## start

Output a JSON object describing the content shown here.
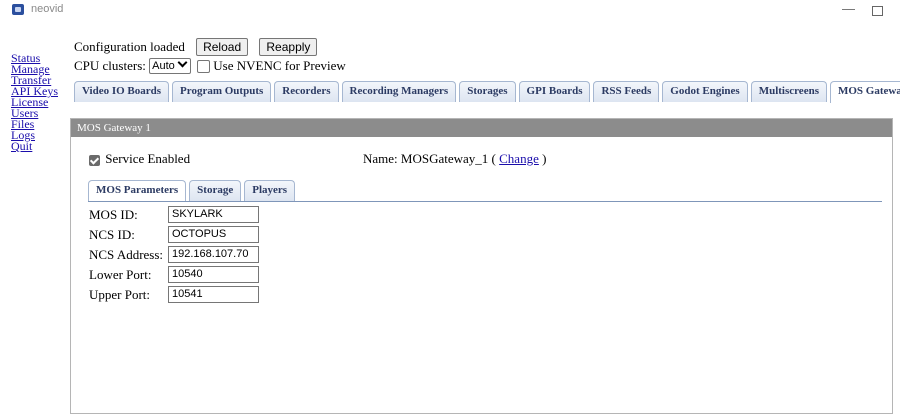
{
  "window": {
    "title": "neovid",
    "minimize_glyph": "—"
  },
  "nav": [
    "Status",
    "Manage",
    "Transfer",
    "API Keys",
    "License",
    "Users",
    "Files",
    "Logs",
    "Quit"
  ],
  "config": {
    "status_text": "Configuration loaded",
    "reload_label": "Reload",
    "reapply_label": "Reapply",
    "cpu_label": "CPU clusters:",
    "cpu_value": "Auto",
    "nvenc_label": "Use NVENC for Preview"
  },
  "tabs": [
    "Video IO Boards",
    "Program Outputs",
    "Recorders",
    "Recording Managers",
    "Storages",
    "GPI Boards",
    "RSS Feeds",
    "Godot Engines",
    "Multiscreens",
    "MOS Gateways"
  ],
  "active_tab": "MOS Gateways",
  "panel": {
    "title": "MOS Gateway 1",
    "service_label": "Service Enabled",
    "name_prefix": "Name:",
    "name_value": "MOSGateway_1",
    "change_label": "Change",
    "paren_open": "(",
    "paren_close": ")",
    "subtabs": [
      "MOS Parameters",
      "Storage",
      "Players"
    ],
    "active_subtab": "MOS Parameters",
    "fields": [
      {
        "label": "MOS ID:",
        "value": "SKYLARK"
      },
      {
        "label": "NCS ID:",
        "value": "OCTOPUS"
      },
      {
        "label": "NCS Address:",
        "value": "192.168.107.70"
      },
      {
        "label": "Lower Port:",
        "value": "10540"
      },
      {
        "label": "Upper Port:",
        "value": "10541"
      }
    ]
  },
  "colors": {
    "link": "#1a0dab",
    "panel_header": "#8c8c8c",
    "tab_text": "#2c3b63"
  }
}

## end

**DIRECTIONS:**
Going through the data, tally the lines containing "Gateways" and report only the result.

**OUTPUT FOR THIS TASK:**
2